__RECORDS FOR THIS TASK__
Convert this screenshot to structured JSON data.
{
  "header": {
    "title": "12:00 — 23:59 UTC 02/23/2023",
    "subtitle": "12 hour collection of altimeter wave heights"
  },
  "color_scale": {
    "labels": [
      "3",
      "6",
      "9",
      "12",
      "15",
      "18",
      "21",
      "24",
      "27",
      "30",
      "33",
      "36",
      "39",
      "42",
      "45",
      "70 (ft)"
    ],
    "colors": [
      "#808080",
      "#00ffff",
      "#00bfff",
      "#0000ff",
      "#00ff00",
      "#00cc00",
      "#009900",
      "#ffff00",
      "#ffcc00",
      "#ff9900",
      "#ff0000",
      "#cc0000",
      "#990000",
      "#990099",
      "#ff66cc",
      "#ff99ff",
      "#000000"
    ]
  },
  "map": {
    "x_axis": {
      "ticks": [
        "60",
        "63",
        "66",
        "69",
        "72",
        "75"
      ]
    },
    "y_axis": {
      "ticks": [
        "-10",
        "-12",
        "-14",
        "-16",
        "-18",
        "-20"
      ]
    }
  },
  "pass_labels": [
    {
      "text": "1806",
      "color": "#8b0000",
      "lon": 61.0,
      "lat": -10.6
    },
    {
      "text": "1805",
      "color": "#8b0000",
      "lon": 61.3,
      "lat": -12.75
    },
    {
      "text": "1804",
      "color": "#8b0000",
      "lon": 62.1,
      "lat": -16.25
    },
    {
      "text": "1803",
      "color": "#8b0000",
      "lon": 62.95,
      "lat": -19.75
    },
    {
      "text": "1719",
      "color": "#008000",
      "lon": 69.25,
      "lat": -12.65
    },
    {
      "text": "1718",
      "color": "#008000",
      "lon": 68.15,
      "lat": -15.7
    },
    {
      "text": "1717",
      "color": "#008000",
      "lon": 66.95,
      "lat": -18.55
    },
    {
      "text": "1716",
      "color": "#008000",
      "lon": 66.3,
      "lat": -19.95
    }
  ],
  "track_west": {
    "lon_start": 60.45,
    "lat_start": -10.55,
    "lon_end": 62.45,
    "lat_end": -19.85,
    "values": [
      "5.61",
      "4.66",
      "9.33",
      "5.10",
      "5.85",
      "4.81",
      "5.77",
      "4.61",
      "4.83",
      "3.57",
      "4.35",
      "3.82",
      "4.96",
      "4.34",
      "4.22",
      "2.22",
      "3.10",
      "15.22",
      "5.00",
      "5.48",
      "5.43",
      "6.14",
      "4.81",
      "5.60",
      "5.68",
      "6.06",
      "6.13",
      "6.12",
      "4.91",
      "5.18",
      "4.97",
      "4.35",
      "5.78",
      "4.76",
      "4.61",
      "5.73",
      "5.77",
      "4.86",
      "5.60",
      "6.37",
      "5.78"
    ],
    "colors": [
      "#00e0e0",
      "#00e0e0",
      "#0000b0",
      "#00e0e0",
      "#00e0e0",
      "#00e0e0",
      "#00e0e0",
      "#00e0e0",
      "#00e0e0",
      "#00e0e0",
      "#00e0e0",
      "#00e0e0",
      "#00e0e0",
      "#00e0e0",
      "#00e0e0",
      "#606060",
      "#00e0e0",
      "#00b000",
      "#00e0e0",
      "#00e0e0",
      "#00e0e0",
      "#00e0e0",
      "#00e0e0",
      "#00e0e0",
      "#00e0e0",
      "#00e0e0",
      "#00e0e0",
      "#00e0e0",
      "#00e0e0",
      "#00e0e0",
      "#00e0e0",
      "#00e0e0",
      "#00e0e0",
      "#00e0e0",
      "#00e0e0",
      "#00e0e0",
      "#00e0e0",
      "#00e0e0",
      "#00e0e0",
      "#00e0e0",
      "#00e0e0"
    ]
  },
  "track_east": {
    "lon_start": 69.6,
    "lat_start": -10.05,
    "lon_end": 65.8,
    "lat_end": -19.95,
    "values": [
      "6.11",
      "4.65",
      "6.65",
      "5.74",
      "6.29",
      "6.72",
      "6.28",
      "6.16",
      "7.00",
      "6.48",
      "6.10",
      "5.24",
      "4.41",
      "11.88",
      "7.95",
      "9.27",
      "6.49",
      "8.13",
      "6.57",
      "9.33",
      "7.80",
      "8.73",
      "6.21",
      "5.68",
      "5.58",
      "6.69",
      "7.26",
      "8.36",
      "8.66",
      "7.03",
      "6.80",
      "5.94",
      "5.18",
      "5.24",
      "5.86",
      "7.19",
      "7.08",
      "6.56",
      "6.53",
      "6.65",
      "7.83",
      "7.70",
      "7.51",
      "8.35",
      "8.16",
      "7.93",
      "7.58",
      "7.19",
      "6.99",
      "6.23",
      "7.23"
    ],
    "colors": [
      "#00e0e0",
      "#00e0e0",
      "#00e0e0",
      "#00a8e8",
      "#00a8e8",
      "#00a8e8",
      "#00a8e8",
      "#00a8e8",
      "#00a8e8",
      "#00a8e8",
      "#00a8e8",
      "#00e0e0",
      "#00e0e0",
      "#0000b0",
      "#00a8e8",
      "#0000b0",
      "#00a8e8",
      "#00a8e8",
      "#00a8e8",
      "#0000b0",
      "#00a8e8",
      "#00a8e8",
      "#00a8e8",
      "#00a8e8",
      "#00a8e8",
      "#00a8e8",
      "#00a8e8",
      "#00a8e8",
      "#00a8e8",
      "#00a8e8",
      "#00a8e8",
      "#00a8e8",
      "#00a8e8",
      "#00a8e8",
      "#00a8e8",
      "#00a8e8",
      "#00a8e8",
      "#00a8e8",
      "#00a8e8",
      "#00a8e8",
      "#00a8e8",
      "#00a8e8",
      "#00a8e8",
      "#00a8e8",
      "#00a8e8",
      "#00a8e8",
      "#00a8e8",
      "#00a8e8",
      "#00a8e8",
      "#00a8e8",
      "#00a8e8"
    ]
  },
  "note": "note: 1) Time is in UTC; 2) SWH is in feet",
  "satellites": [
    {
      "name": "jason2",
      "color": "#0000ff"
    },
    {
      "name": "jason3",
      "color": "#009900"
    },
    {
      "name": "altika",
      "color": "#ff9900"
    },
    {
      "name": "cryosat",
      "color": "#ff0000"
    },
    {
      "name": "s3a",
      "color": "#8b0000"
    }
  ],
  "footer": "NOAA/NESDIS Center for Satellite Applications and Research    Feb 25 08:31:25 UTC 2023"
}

__OBJECTIVE__
Copy out every line from the records that has the word "text".

__WORKED SOLUTION__
      "text": "1806",
      "text": "1805",
      "text": "1804",
      "text": "1803",
      "text": "1719",
      "text": "1718",
      "text": "1717",
      "text": "1716",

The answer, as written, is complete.